Artículo:
====

Otra respuesta, más concisa, más lúdica: “Nostalgia es el amor por el pasado, por lo que el opuesto de nostalgia es: una gran expectativa por lo mejor del futuro. En otras palabras: futurismo”. Una chica propone una lectura diferente. Dice que si su raíz etimológica es algia: dolor, y nosta: casa, nostalgia es “el sentimiento de querer volver al hogar”, pero en un “sentido metafórico más amplio”: “el deseo de volver a algo del pasado que una vez estuvo en tu corazón”. Entonces, sugiere, lo opuesto a la nostalgia es “el deseo de alejarse de casa (y de uno mismo)”.

====

Extracto de datos:

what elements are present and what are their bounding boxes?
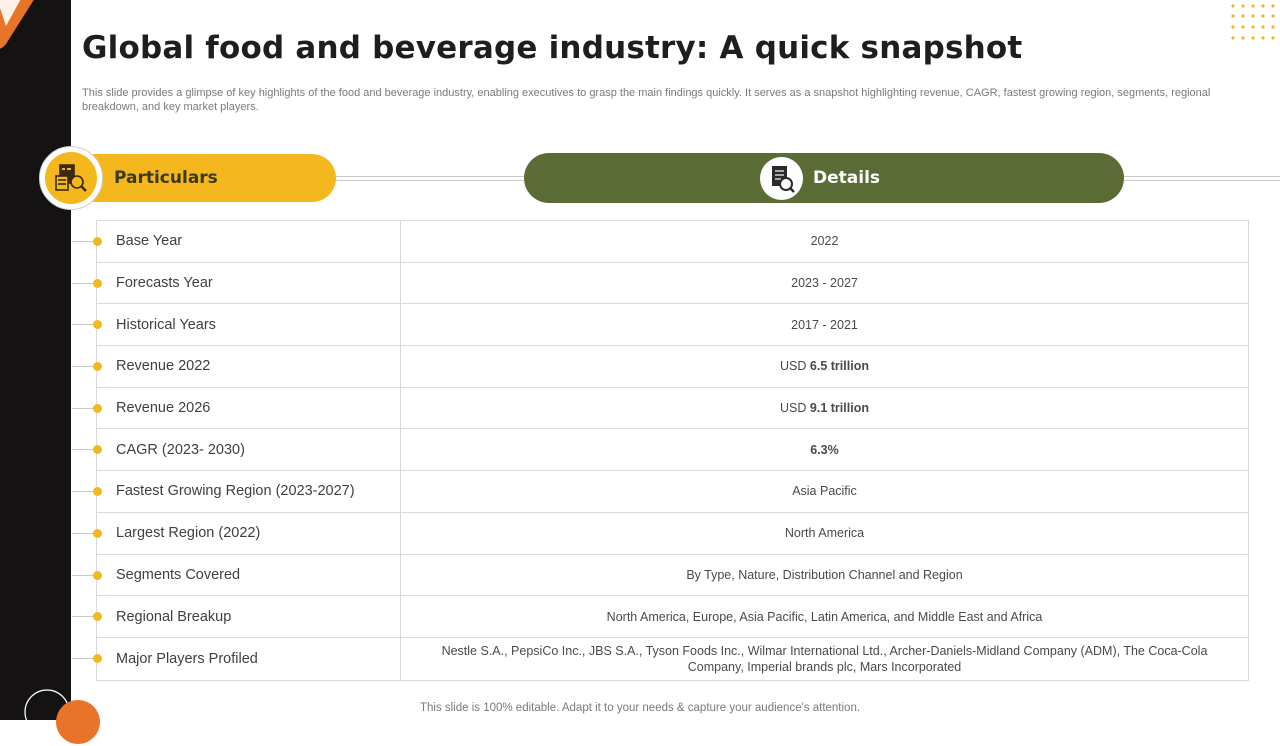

====

Objetivo: Reproduce íntegro y sin cambios el artículo sobre lo opuesto a la nostalgia.

Respuesta:
Otra respuesta, más concisa, más lúdica: “Nostalgia es el amor por el pasado, por lo que el opuesto de nostalgia es: una gran expectativa por lo mejor del futuro. En otras palabras: futurismo”. Una chica propone una lectura diferente. Dice que si su raíz etimológica es algia: dolor, y nosta: casa, nostalgia es “el sentimiento de querer volver al hogar”, pero en un “sentido metafórico más amplio”: “el deseo de volver a algo del pasado que una vez estuvo en tu corazón”. Entonces, sugiere, lo opuesto a la nostalgia es “el deseo de alejarse de casa (y de uno mismo)”.